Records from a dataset
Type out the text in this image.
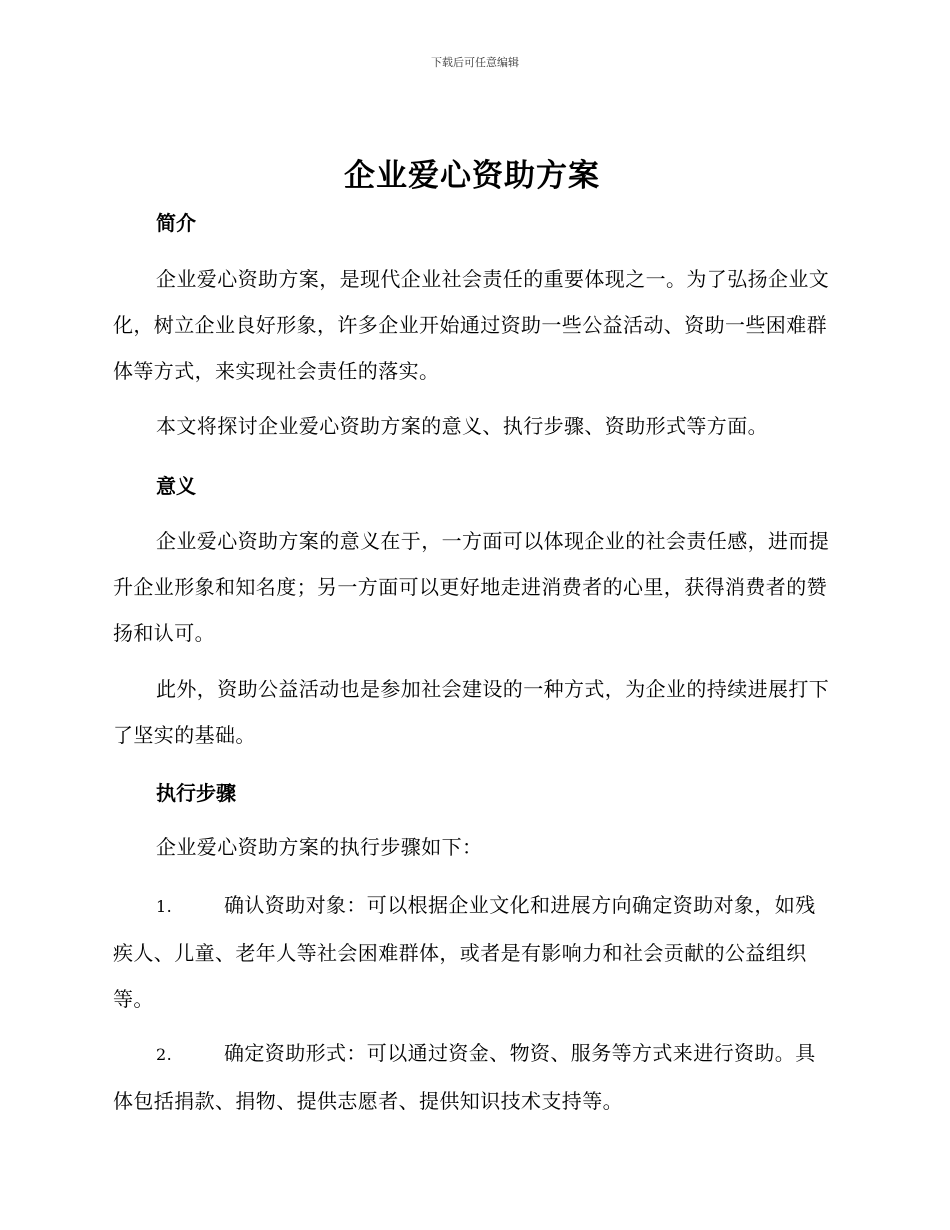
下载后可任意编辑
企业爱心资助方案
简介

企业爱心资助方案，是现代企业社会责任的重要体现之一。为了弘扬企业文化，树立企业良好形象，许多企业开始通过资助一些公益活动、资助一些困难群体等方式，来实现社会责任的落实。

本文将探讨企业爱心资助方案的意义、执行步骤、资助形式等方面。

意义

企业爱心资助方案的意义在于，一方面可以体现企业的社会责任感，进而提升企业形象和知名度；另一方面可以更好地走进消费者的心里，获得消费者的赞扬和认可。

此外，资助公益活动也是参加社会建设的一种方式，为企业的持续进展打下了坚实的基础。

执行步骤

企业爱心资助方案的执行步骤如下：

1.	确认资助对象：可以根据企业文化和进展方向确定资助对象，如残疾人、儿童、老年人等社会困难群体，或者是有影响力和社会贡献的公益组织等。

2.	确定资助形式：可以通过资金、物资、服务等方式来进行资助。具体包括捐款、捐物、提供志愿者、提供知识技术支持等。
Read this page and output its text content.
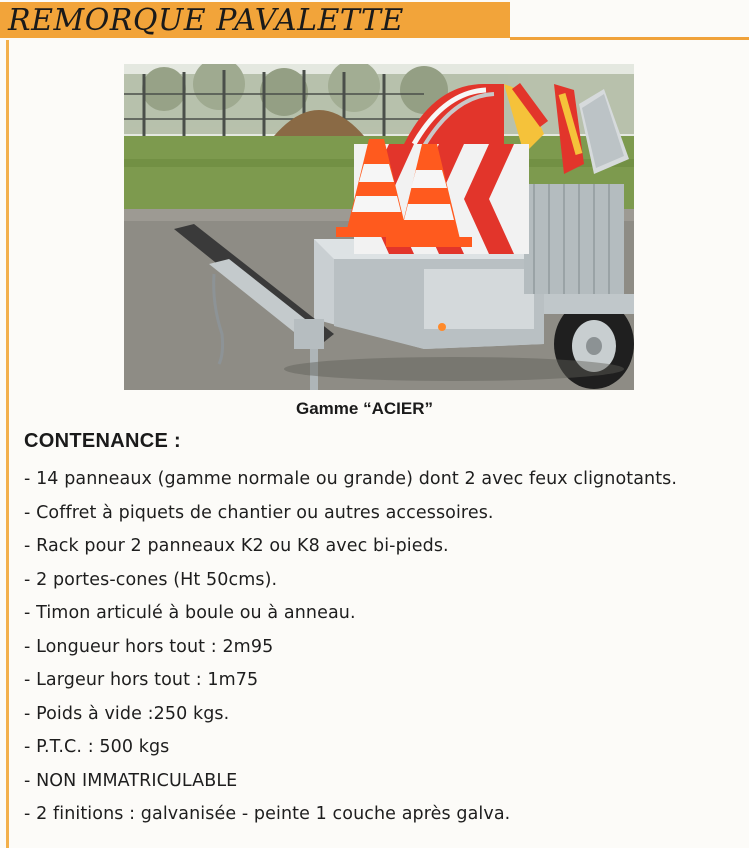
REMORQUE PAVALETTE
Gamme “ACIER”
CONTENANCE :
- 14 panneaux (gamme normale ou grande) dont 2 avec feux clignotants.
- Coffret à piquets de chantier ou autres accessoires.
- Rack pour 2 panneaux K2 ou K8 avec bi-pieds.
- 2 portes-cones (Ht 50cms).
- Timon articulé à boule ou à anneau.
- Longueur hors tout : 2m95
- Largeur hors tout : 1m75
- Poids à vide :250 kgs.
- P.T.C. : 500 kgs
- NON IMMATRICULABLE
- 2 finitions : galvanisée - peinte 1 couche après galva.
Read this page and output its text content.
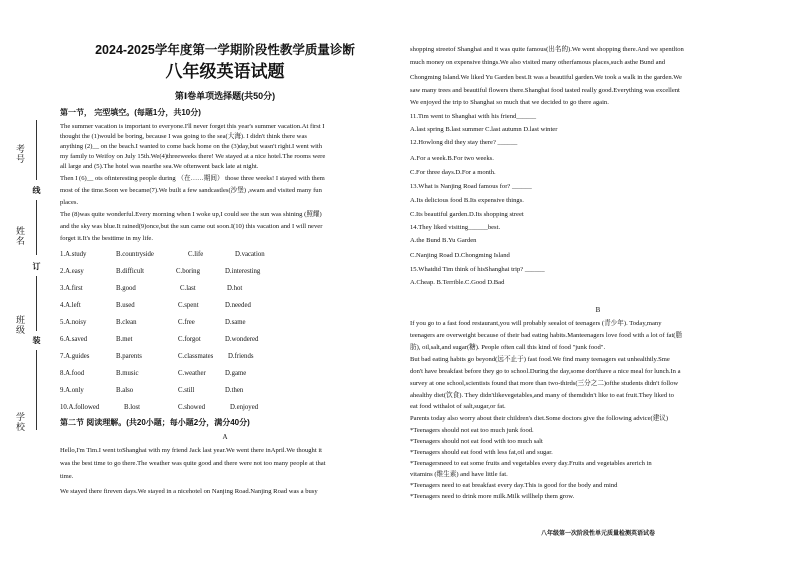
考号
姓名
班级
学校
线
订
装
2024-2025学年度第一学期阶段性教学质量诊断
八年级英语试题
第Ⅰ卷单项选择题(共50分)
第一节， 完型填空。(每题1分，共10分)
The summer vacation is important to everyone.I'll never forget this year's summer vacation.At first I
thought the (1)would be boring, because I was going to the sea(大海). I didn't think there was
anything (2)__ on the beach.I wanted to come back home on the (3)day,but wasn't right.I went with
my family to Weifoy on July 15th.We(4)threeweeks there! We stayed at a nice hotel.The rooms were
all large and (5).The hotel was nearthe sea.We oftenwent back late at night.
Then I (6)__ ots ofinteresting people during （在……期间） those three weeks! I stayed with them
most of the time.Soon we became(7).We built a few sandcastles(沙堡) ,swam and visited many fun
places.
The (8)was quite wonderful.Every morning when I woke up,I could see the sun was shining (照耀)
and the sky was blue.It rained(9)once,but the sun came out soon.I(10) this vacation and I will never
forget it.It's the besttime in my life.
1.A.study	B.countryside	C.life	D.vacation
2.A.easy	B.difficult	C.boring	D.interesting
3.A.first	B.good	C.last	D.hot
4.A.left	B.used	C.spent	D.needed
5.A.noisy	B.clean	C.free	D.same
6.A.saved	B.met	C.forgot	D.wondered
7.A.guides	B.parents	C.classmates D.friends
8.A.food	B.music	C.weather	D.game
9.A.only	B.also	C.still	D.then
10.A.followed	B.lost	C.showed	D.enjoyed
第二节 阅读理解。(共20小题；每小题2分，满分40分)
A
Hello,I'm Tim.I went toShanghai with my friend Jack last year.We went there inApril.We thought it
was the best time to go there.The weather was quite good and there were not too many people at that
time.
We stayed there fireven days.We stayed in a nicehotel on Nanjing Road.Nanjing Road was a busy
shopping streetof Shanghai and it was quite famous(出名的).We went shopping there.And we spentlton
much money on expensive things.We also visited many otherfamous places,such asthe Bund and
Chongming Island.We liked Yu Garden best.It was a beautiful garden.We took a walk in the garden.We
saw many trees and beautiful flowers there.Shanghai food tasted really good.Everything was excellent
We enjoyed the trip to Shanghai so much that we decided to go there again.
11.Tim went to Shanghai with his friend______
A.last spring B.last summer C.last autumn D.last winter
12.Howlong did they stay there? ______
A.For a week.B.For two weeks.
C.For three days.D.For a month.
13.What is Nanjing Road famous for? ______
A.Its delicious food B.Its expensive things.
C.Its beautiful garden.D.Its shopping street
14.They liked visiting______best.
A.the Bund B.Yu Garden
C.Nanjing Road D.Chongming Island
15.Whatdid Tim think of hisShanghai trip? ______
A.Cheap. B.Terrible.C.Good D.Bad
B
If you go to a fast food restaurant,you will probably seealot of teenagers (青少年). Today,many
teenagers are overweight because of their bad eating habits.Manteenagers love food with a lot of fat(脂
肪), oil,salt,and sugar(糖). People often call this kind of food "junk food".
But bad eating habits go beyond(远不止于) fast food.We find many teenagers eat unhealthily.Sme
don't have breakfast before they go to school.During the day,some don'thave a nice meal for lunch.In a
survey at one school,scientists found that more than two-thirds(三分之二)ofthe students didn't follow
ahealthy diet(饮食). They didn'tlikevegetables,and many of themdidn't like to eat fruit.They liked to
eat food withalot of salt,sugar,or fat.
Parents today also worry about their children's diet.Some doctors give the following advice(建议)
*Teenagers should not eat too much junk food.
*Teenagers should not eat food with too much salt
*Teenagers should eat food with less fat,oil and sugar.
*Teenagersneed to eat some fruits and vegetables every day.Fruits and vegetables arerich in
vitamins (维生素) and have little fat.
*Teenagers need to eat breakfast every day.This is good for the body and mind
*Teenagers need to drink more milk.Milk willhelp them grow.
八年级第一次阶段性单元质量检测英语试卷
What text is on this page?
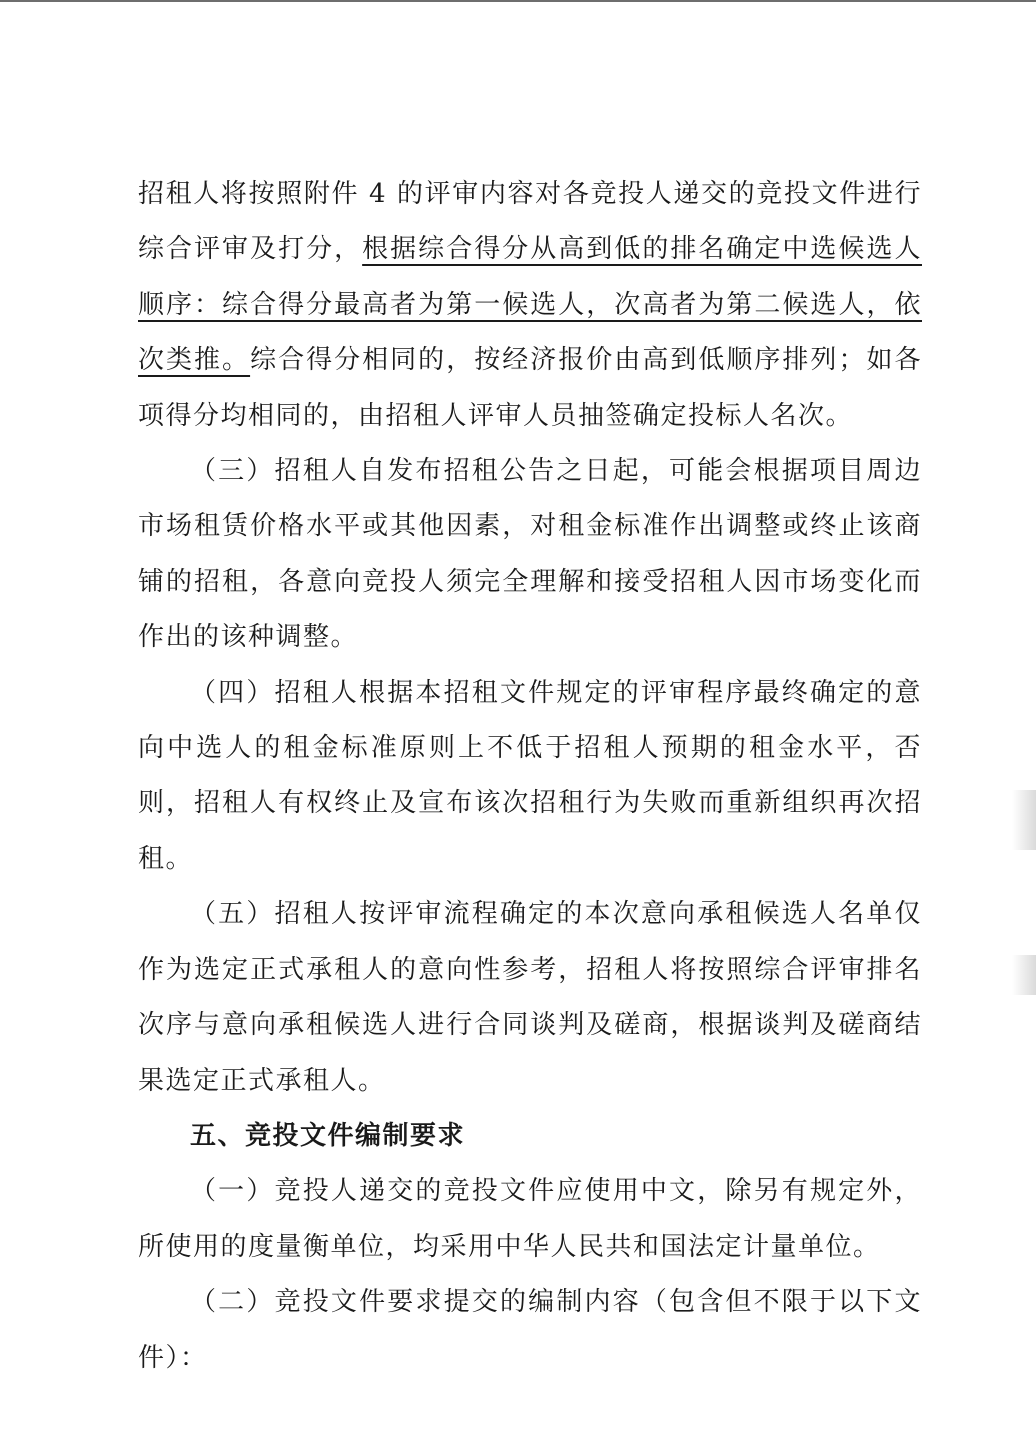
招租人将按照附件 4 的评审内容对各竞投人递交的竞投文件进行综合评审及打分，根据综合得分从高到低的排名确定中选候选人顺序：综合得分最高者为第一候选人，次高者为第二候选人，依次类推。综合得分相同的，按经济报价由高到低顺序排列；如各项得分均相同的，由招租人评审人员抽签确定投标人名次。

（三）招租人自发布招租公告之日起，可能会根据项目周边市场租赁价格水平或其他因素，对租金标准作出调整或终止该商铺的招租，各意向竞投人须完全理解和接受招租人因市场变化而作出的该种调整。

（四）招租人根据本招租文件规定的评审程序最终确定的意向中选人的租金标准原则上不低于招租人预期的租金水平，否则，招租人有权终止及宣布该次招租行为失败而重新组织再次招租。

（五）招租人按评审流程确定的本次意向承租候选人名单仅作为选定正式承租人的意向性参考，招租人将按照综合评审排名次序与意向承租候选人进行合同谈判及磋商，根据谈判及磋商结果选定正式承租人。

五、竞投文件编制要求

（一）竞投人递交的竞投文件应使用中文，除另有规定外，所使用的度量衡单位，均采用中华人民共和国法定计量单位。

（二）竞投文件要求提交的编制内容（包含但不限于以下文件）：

STATED PROBLEM
Copy each line from the data above that includes "because".

RESULT
thought the (1)would be boring, because I was going to the sea(大海). I didn't think there was
teenagers are overweight because of their bad eating habits.Manteenagers love food with a lot of fat(脂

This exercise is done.